____ SUPPLIED DATA

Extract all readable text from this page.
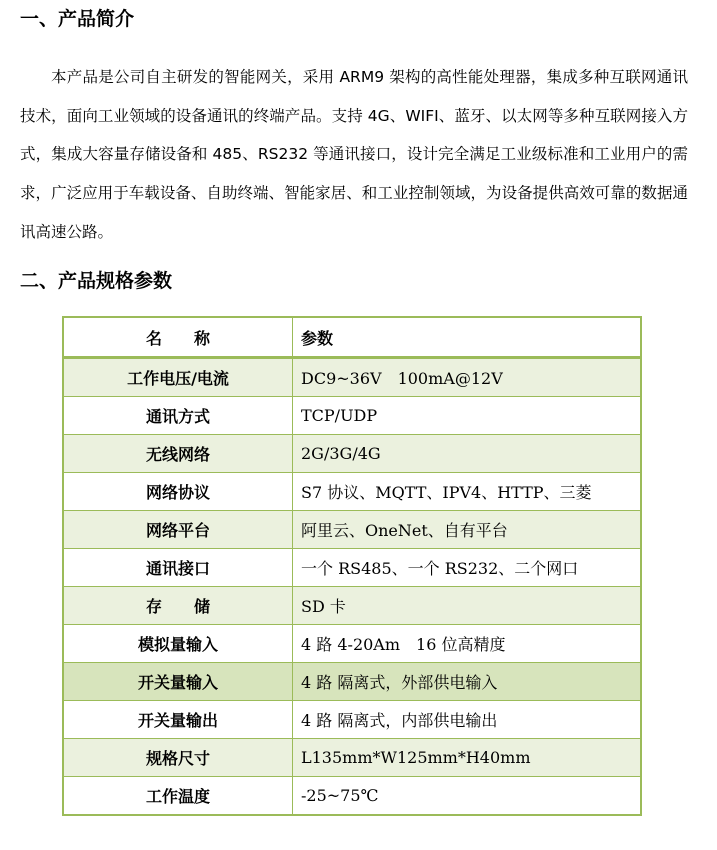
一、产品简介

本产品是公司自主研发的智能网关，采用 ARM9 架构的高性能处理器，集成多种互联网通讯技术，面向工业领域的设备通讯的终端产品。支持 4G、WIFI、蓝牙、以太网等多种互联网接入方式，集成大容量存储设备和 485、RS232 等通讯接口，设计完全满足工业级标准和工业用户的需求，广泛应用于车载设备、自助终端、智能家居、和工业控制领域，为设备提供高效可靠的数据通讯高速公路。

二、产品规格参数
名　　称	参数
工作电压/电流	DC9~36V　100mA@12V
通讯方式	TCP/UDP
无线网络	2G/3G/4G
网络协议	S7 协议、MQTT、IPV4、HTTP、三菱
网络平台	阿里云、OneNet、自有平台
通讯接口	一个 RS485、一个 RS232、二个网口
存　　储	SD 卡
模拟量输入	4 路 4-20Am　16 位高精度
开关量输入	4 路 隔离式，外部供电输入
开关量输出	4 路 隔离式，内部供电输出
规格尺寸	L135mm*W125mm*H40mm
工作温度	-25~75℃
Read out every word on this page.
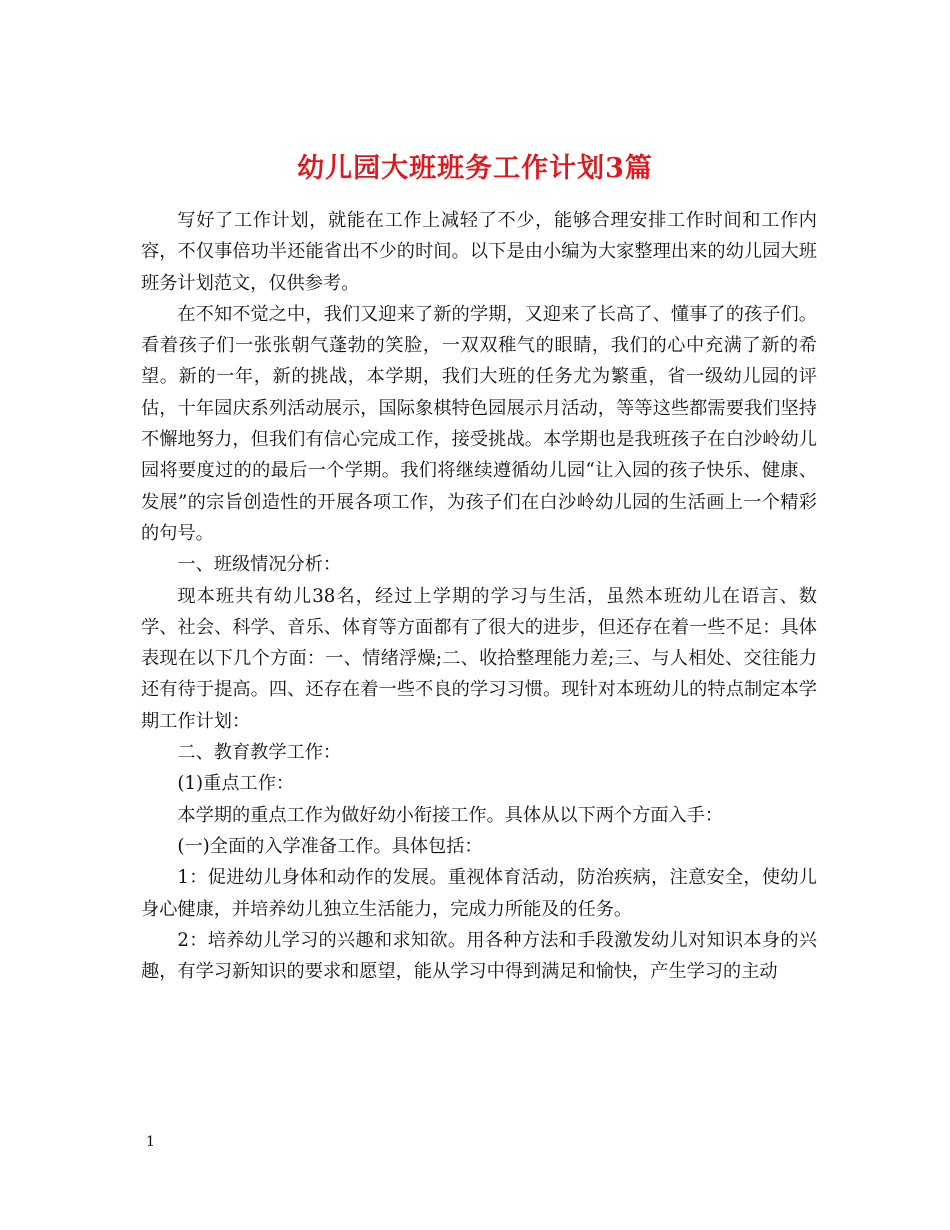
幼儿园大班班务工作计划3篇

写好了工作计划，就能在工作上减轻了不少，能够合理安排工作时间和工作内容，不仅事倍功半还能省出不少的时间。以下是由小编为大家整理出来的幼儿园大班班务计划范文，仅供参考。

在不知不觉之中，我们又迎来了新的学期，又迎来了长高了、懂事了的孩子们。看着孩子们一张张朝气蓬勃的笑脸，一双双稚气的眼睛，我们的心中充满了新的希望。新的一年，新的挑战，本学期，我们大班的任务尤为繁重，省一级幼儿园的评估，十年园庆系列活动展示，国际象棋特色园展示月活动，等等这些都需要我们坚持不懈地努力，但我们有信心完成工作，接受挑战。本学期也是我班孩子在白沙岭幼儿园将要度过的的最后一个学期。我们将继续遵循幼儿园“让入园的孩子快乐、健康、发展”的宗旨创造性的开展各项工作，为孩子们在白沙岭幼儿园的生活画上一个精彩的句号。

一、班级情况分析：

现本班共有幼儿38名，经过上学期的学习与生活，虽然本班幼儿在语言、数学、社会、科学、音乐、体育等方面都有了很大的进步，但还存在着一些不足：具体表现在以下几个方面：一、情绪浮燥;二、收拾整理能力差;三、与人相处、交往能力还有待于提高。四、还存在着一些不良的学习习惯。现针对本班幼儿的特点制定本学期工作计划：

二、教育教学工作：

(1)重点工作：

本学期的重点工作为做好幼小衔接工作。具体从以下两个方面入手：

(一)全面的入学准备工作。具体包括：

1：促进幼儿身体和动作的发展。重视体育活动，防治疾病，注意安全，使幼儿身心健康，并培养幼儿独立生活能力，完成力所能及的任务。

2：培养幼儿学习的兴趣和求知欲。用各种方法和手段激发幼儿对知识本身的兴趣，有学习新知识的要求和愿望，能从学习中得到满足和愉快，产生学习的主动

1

________

* _WHAT IS NEEDED_:
Determine how many lines of the listing hold the word "page" and reply with that figure alone.

* _SOLUTION FOR THIS TASK_:
2